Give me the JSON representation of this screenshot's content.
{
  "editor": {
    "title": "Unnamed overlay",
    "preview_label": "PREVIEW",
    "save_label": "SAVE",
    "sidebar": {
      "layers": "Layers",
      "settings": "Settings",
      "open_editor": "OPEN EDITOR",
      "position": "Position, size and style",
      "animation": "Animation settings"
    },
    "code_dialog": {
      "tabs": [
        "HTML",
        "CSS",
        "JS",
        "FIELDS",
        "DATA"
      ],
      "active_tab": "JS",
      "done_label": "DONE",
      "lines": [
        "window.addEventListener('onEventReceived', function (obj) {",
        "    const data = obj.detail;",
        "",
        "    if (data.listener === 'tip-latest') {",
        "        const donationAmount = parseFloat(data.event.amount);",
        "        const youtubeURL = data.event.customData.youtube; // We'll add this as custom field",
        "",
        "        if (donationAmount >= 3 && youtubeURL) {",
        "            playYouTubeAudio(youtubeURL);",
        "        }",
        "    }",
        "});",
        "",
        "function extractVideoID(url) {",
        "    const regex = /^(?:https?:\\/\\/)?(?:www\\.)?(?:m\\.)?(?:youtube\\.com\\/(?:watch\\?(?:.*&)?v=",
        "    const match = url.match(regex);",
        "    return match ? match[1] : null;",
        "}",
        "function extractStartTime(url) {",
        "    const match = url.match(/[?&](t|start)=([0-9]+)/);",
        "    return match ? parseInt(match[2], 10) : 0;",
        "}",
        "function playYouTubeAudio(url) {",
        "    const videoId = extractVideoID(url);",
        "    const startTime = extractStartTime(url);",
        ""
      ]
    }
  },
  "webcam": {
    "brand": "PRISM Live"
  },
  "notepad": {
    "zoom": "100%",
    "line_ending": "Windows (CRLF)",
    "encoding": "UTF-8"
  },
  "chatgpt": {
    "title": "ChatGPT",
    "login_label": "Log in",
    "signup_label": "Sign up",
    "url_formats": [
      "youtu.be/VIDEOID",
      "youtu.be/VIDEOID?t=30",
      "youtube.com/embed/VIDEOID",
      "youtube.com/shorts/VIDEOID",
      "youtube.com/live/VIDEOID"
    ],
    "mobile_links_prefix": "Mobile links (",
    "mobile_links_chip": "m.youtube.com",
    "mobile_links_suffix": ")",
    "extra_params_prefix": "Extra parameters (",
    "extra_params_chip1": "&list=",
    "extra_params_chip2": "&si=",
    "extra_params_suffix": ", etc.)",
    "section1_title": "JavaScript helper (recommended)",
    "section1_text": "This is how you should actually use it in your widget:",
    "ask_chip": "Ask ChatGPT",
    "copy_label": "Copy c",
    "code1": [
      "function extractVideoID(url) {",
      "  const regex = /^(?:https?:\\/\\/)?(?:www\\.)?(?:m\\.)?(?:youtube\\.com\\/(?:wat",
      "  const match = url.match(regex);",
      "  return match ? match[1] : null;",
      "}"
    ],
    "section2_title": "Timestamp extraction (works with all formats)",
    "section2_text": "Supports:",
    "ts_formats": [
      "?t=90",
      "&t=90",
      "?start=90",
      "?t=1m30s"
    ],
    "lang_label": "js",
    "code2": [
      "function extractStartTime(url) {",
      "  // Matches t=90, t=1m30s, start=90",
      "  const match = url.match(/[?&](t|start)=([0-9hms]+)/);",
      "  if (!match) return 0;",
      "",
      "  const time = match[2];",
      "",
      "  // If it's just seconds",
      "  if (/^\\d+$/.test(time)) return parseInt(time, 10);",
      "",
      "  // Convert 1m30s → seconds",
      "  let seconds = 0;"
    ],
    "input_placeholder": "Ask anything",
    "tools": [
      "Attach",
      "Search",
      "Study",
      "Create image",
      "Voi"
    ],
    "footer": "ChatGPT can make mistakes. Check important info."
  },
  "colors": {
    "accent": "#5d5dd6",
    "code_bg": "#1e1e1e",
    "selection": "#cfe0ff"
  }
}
========================
_Exercise:_
Copy every line of the listing that contains the word "function".

_The response:_
        "window.addEventListener('onEventReceived', function (obj) {",
        "function extractVideoID(url) {",
        "function extractStartTime(url) {",
        "function playYouTubeAudio(url) {",
      "function extractVideoID(url) {",
      "function extractStartTime(url) {",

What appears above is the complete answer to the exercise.